Requirement ▸ Give the data below again exactly as it stands. Omit the pictures.

Provided records ▸
>> BEGIN

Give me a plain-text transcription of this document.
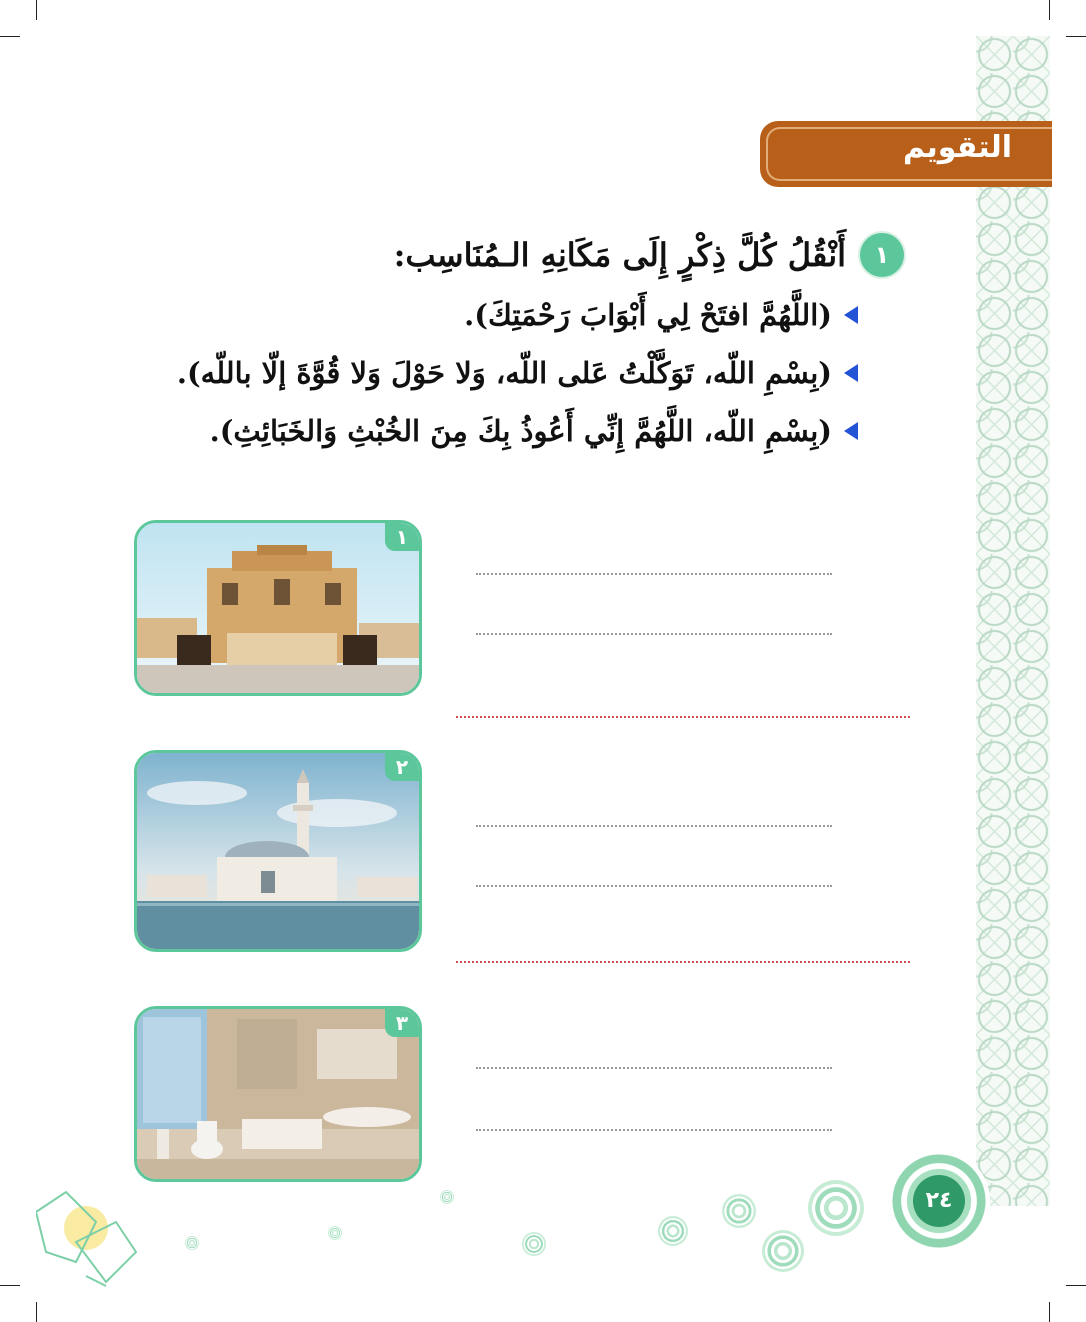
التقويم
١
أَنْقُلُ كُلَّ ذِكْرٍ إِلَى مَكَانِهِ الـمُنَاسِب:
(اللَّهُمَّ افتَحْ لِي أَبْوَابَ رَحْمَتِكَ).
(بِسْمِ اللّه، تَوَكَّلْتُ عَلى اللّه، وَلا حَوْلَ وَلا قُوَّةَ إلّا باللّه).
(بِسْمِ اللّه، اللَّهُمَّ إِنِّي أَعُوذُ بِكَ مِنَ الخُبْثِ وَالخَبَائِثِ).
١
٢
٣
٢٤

>> END

Exercise result ▸
Give me a plain-text transcription of this document.
التقويم
١
أَنْقُلُ كُلَّ ذِكْرٍ إِلَى مَكَانِهِ الـمُنَاسِب:
(اللَّهُمَّ افتَحْ لِي أَبْوَابَ رَحْمَتِكَ).
(بِسْمِ اللّه، تَوَكَّلْتُ عَلى اللّه، وَلا حَوْلَ وَلا قُوَّةَ إلّا باللّه).
(بِسْمِ اللّه، اللَّهُمَّ إِنِّي أَعُوذُ بِكَ مِنَ الخُبْثِ وَالخَبَائِثِ).
١
٢
٣
٢٤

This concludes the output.